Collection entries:
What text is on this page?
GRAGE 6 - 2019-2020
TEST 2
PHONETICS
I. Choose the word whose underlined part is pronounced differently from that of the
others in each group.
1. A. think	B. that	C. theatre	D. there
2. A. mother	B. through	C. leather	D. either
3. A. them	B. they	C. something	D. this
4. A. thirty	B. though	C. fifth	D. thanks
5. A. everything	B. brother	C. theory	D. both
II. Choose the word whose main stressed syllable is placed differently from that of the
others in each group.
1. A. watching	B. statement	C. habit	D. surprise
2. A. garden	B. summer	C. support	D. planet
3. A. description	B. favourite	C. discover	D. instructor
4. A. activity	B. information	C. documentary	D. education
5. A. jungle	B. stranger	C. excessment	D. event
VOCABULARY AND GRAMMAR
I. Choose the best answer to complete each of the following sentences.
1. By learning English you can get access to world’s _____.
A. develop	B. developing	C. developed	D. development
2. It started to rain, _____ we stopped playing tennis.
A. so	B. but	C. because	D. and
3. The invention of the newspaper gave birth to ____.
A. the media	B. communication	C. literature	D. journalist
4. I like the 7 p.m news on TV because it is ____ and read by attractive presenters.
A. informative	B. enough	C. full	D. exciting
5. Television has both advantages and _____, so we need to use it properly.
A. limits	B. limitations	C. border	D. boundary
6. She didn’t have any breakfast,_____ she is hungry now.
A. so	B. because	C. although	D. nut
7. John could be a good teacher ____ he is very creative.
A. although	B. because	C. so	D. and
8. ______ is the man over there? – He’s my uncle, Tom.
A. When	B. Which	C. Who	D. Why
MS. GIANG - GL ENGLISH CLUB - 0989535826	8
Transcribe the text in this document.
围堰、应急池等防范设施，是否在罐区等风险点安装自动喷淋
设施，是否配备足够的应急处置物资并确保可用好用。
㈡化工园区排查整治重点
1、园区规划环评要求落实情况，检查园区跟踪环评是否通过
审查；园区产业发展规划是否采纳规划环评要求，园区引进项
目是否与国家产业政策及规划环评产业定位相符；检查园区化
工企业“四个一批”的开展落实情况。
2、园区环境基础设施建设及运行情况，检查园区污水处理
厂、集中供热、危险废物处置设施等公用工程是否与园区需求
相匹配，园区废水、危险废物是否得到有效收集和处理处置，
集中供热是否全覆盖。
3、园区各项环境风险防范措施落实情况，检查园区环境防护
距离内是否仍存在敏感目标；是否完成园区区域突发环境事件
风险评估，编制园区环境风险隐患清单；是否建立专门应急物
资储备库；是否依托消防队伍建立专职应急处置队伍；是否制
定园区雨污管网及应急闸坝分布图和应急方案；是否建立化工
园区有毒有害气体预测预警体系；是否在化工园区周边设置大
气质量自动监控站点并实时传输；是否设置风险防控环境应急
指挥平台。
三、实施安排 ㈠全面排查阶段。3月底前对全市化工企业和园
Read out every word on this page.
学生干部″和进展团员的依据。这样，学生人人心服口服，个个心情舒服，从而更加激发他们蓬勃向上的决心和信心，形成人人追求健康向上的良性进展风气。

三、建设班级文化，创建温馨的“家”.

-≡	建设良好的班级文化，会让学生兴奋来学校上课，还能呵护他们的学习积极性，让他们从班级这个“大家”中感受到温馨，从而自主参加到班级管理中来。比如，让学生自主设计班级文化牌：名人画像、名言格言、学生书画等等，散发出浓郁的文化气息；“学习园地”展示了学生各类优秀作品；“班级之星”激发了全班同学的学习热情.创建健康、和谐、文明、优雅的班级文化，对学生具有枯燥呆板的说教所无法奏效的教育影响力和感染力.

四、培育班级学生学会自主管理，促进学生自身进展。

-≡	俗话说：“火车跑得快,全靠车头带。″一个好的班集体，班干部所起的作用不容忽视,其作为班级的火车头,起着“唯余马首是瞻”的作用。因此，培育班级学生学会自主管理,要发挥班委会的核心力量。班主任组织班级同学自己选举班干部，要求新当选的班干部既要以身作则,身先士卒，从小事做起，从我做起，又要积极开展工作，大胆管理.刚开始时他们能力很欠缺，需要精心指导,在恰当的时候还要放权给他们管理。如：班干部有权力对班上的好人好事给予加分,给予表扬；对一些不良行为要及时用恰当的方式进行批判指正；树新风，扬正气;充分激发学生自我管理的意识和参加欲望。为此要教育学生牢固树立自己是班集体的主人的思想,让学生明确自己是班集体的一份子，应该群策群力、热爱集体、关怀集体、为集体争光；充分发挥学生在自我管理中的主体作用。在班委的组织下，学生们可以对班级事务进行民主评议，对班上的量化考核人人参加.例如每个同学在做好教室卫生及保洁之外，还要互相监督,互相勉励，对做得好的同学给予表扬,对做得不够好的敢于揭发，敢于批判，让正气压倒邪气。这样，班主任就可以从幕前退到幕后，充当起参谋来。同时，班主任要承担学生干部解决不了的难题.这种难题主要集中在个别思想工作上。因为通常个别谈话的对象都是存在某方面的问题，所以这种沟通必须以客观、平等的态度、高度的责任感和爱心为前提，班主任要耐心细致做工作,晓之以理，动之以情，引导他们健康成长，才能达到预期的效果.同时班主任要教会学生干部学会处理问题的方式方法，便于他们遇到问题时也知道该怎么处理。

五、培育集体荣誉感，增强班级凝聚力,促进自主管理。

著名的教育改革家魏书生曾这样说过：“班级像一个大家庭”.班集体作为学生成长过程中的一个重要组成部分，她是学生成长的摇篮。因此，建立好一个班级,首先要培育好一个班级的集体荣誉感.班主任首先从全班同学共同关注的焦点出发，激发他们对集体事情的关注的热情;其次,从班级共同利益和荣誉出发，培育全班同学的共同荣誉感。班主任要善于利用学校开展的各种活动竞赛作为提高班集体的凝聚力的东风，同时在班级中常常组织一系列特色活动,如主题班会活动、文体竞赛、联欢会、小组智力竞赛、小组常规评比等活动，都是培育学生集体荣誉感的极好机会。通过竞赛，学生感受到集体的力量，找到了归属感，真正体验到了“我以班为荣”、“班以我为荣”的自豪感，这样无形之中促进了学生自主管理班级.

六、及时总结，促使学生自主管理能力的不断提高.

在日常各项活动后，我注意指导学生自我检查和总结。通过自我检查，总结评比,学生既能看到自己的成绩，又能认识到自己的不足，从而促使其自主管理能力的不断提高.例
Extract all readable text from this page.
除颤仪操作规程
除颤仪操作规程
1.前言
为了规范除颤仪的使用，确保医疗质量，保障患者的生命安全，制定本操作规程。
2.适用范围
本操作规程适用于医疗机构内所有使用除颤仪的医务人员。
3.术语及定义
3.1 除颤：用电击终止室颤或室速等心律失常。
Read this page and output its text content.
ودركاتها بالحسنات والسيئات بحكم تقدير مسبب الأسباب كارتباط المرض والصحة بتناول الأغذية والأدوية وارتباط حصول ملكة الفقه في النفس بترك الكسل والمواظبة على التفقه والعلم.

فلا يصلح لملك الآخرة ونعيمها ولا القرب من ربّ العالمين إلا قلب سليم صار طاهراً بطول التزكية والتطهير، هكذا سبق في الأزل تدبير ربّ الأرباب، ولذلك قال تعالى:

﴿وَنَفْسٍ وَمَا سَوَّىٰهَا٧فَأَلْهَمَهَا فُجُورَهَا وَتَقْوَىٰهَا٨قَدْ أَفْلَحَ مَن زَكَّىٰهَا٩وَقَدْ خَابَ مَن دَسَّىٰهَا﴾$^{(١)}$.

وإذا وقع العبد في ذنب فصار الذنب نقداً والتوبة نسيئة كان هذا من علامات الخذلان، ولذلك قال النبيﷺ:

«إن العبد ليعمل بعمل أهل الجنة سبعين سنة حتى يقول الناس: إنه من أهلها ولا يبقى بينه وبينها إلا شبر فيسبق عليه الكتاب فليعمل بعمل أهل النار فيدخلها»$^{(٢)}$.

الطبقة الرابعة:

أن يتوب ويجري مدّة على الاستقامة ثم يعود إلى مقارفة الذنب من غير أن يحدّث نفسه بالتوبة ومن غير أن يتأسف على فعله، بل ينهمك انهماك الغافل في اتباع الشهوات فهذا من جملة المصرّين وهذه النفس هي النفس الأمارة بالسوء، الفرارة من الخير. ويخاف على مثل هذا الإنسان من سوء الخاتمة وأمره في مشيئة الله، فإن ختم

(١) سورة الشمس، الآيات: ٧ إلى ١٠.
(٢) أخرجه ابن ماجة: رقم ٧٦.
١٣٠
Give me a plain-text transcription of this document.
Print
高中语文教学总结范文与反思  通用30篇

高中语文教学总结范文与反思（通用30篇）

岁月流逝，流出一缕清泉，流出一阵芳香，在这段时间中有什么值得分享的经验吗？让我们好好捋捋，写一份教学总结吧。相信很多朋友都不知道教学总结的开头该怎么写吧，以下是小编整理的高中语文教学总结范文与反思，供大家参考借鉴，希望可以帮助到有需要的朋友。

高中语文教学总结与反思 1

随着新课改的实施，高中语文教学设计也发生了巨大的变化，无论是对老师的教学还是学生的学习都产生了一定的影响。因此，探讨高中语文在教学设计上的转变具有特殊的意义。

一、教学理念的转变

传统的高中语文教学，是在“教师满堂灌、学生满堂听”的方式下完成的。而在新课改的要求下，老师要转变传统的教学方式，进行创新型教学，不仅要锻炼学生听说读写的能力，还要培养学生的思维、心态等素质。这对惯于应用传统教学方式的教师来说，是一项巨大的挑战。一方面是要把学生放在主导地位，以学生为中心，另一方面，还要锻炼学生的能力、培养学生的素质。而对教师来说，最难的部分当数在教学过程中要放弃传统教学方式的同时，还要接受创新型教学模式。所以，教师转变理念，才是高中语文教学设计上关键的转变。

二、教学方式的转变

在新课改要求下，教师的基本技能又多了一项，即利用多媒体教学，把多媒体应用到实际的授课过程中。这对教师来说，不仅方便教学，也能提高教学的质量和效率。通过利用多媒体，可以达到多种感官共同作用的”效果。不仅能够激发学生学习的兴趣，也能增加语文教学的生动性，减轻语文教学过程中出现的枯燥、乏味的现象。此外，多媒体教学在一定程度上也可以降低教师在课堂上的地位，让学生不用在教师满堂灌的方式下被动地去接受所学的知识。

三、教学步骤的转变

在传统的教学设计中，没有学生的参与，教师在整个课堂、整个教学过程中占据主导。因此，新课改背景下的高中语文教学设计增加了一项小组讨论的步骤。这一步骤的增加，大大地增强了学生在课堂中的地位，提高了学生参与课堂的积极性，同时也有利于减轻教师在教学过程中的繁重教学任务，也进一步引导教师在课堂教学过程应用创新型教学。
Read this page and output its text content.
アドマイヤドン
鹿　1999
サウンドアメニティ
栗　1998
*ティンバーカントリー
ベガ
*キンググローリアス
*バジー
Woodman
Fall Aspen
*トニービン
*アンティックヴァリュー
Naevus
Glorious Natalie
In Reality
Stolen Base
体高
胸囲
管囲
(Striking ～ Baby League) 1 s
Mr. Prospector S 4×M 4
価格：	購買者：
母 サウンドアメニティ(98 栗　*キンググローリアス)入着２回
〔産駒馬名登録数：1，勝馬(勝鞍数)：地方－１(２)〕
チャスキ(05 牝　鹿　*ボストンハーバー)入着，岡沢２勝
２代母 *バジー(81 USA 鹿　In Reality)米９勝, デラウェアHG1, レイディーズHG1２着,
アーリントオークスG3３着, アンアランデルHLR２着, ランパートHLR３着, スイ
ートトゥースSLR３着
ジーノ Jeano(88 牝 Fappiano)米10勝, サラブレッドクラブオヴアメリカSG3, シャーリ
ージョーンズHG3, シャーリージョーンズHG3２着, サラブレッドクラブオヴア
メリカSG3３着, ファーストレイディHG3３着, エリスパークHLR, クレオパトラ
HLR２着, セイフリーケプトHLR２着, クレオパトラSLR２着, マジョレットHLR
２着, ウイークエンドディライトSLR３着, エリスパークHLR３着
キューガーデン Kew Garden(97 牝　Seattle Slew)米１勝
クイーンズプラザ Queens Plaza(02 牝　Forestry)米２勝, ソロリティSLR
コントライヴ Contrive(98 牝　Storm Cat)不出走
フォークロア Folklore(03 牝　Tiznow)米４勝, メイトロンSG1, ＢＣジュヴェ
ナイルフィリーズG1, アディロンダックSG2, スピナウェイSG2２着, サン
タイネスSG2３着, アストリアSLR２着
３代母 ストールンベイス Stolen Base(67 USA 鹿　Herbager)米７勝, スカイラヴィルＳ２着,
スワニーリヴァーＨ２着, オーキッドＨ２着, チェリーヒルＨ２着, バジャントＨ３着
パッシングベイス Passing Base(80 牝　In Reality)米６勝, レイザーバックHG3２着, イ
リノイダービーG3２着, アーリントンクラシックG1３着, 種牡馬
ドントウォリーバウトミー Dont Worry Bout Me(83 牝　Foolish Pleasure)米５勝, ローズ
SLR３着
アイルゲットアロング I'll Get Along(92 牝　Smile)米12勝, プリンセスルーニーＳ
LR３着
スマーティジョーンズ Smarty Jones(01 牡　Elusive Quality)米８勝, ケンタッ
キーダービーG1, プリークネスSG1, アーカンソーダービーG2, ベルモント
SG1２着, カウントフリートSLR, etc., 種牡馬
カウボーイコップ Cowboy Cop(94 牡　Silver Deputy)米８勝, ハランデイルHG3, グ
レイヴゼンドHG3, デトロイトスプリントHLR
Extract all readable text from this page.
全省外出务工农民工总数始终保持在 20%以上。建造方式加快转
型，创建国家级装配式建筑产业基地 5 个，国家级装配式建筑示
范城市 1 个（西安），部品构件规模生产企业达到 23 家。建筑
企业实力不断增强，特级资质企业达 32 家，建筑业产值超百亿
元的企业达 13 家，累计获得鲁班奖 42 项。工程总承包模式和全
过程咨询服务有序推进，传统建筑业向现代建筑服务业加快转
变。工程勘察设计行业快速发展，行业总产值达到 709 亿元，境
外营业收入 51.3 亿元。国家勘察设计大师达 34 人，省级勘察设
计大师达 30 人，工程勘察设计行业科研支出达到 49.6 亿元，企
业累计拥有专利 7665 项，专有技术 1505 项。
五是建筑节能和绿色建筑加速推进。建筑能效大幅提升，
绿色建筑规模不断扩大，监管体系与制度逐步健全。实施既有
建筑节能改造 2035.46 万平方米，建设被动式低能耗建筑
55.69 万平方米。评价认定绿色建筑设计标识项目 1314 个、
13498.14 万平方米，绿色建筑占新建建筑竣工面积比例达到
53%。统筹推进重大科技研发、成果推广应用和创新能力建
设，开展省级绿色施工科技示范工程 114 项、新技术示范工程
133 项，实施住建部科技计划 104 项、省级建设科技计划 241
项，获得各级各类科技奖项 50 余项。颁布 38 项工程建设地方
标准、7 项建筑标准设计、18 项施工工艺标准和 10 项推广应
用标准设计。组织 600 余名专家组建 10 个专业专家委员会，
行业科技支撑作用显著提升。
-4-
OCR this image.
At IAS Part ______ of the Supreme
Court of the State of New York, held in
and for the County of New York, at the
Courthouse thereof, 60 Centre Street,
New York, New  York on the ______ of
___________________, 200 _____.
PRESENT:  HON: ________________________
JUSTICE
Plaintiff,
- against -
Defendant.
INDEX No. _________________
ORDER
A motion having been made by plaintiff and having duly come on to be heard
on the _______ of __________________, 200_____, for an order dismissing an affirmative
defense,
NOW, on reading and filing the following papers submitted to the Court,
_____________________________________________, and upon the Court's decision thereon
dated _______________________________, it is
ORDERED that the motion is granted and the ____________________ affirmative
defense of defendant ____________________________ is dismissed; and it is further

What is needed: Report back each line of the entries that holds the string "because".

Output:
A. so	B. but	C. because	D. and
4. I like the 7 p.m news on TV because it is ____ and read by attractive presenters.
A. so	B. because	C. although	D. nut
A. although	B. because	C. so	D. and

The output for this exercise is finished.